**** Supplied material
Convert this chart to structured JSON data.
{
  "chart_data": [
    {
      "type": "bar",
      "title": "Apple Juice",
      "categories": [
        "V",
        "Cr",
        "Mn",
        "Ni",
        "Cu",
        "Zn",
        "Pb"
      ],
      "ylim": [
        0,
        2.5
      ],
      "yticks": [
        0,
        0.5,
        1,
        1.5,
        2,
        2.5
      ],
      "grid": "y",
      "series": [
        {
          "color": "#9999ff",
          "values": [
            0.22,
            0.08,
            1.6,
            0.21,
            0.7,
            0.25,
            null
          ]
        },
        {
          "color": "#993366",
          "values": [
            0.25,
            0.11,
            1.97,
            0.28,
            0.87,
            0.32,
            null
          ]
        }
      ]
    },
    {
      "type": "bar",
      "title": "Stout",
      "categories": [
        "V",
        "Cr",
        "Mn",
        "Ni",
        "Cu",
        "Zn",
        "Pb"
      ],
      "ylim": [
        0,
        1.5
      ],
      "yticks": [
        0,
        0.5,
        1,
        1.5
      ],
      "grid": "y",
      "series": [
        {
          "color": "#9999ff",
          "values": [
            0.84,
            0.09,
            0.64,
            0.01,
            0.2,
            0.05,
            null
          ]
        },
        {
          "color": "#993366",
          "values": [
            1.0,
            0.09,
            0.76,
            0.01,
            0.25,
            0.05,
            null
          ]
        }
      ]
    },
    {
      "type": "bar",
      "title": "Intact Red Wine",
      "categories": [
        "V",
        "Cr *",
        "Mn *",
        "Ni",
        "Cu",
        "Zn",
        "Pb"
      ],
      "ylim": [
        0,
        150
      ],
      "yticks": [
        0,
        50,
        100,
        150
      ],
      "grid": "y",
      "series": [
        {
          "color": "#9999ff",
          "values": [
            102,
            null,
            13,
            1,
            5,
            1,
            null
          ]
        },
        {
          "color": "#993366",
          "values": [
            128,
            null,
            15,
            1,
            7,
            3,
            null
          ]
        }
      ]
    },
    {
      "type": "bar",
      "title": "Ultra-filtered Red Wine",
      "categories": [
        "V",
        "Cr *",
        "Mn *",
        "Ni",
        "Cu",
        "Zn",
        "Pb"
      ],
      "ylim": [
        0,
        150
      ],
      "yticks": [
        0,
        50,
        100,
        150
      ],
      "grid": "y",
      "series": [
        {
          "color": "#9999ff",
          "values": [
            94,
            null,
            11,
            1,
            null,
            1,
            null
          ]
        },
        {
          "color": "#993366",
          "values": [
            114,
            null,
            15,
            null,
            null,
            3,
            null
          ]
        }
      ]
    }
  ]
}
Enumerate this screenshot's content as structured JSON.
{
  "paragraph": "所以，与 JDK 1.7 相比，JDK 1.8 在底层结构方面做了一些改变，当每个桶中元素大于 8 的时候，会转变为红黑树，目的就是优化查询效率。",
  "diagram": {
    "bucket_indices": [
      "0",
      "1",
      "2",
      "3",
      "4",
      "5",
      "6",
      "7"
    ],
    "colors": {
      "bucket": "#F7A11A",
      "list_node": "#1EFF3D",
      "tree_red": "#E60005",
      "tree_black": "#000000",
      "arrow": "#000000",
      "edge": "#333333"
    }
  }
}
********
• _Exercise objective_
Restate the listing in full, word for word.

• _Solution_
Convert this chart to structured JSON data.
{
  "chart_data": [
    {
      "type": "bar",
      "title": "Apple Juice",
      "categories": [
        "V",
        "Cr",
        "Mn",
        "Ni",
        "Cu",
        "Zn",
        "Pb"
      ],
      "ylim": [
        0,
        2.5
      ],
      "yticks": [
        0,
        0.5,
        1,
        1.5,
        2,
        2.5
      ],
      "grid": "y",
      "series": [
        {
          "color": "#9999ff",
          "values": [
            0.22,
            0.08,
            1.6,
            0.21,
            0.7,
            0.25,
            null
          ]
        },
        {
          "color": "#993366",
          "values": [
            0.25,
            0.11,
            1.97,
            0.28,
            0.87,
            0.32,
            null
          ]
        }
      ]
    },
    {
      "type": "bar",
      "title": "Stout",
      "categories": [
        "V",
        "Cr",
        "Mn",
        "Ni",
        "Cu",
        "Zn",
        "Pb"
      ],
      "ylim": [
        0,
        1.5
      ],
      "yticks": [
        0,
        0.5,
        1,
        1.5
      ],
      "grid": "y",
      "series": [
        {
          "color": "#9999ff",
          "values": [
            0.84,
            0.09,
            0.64,
            0.01,
            0.2,
            0.05,
            null
          ]
        },
        {
          "color": "#993366",
          "values": [
            1.0,
            0.09,
            0.76,
            0.01,
            0.25,
            0.05,
            null
          ]
        }
      ]
    },
    {
      "type": "bar",
      "title": "Intact Red Wine",
      "categories": [
        "V",
        "Cr *",
        "Mn *",
        "Ni",
        "Cu",
        "Zn",
        "Pb"
      ],
      "ylim": [
        0,
        150
      ],
      "yticks": [
        0,
        50,
        100,
        150
      ],
      "grid": "y",
      "series": [
        {
          "color": "#9999ff",
          "values": [
            102,
            null,
            13,
            1,
            5,
            1,
            null
          ]
        },
        {
          "color": "#993366",
          "values": [
            128,
            null,
            15,
            1,
            7,
            3,
            null
          ]
        }
      ]
    },
    {
      "type": "bar",
      "title": "Ultra-filtered Red Wine",
      "categories": [
        "V",
        "Cr *",
        "Mn *",
        "Ni",
        "Cu",
        "Zn",
        "Pb"
      ],
      "ylim": [
        0,
        150
      ],
      "yticks": [
        0,
        50,
        100,
        150
      ],
      "grid": "y",
      "series": [
        {
          "color": "#9999ff",
          "values": [
            94,
            null,
            11,
            1,
            null,
            1,
            null
          ]
        },
        {
          "color": "#993366",
          "values": [
            114,
            null,
            15,
            null,
            null,
            3,
            null
          ]
        }
      ]
    }
  ]
}
Enumerate this screenshot's content as structured JSON.
{
  "paragraph": "所以，与 JDK 1.7 相比，JDK 1.8 在底层结构方面做了一些改变，当每个桶中元素大于 8 的时候，会转变为红黑树，目的就是优化查询效率。",
  "diagram": {
    "bucket_indices": [
      "0",
      "1",
      "2",
      "3",
      "4",
      "5",
      "6",
      "7"
    ],
    "colors": {
      "bucket": "#F7A11A",
      "list_node": "#1EFF3D",
      "tree_red": "#E60005",
      "tree_black": "#000000",
      "arrow": "#000000",
      "edge": "#333333"
    }
  }
}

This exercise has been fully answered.